DATASET –
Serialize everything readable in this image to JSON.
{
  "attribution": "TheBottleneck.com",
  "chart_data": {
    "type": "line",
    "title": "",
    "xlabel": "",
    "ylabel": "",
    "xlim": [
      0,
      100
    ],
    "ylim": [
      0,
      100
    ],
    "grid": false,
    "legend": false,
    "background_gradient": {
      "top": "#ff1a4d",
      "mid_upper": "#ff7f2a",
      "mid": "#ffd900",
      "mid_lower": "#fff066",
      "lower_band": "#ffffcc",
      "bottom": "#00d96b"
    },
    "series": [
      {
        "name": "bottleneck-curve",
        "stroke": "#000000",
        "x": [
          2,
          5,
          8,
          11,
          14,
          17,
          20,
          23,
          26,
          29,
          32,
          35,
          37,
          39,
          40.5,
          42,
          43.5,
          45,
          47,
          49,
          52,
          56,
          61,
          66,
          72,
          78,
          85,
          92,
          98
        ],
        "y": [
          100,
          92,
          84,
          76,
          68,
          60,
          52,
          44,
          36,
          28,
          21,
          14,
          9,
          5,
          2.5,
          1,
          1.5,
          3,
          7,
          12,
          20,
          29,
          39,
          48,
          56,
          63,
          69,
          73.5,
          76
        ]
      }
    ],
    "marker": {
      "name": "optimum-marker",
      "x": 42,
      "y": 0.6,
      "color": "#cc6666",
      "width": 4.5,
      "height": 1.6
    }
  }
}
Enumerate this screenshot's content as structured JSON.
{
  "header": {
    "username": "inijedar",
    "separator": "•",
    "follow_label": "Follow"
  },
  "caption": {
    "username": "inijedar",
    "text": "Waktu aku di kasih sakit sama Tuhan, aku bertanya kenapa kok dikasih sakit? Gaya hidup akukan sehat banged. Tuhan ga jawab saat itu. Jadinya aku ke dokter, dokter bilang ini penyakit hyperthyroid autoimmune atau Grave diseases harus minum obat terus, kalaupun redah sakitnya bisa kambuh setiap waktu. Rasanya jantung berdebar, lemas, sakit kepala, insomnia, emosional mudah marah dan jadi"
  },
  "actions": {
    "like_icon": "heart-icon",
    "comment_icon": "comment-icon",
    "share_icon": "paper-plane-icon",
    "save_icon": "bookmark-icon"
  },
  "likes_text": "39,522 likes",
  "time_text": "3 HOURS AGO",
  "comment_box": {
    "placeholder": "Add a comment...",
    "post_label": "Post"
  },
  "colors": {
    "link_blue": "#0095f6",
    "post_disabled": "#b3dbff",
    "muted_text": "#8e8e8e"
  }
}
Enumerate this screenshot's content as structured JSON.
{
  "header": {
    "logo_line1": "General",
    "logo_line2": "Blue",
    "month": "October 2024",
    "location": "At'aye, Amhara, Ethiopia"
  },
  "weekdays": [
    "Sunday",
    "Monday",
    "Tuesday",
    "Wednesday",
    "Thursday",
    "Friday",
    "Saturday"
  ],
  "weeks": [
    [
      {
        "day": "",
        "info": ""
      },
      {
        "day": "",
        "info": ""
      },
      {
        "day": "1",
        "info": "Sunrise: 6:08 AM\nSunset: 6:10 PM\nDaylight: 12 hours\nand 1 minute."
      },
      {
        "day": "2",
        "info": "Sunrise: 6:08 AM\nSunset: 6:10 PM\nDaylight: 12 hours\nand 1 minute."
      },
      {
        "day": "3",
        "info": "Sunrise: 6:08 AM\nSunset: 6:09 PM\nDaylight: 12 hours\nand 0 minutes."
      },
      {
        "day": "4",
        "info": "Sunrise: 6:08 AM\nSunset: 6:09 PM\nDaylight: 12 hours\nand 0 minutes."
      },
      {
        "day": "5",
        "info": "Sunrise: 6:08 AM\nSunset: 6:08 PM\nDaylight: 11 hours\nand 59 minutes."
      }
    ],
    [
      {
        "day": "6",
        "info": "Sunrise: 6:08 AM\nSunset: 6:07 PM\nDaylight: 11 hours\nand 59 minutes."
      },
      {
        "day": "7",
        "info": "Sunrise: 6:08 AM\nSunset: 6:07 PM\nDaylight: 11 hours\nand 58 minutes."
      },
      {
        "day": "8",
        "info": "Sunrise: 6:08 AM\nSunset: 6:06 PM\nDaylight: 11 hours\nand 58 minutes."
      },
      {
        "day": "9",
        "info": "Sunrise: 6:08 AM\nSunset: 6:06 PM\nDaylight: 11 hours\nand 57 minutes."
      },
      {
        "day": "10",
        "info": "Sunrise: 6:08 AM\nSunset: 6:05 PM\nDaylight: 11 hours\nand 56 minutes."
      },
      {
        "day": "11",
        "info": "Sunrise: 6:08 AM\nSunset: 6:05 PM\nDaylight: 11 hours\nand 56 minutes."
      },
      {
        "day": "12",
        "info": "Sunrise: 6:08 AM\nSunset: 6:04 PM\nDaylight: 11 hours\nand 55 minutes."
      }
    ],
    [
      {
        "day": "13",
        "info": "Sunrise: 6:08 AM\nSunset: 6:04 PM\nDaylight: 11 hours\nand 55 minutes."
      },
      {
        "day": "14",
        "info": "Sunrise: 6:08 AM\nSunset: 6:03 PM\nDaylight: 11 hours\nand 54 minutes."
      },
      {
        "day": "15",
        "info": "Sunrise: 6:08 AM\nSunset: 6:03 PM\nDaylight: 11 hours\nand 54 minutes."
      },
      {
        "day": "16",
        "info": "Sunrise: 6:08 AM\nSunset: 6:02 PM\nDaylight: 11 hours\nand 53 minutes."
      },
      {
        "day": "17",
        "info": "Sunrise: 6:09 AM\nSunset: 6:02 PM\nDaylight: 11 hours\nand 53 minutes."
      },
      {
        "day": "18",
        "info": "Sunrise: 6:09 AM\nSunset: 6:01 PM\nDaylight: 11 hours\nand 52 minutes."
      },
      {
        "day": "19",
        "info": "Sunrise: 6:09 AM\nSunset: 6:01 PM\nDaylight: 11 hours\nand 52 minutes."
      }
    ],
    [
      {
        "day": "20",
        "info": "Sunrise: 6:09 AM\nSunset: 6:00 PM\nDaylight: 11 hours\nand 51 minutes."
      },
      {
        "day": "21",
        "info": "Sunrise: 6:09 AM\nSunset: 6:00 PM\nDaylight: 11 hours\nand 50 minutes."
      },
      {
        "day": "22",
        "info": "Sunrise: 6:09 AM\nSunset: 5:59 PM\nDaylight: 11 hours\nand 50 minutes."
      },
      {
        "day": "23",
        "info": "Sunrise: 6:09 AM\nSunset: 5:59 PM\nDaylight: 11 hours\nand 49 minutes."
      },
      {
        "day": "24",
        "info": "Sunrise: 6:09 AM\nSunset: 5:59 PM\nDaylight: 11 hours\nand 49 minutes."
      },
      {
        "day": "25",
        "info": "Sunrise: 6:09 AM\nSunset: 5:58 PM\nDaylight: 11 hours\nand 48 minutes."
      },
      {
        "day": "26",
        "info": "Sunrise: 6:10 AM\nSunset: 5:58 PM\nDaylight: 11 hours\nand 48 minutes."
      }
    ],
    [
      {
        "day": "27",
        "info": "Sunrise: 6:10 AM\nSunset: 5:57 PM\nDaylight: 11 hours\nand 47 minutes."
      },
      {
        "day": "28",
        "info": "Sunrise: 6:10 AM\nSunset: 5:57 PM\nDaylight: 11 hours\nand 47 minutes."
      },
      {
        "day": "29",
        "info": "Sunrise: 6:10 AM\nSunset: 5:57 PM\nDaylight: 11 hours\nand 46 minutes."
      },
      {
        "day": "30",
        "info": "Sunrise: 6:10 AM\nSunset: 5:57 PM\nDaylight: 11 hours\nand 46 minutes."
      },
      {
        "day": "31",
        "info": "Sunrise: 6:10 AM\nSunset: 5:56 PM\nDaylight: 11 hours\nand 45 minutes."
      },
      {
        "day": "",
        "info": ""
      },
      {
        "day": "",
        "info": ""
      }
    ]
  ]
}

REQUIREMENT – Isolate each line of the listing above that includes "icon". Copy it.

WRITTEN REPLY –
    "like_icon": "heart-icon",
    "comment_icon": "comment-icon",
    "share_icon": "paper-plane-icon",
    "save_icon": "bookmark-icon"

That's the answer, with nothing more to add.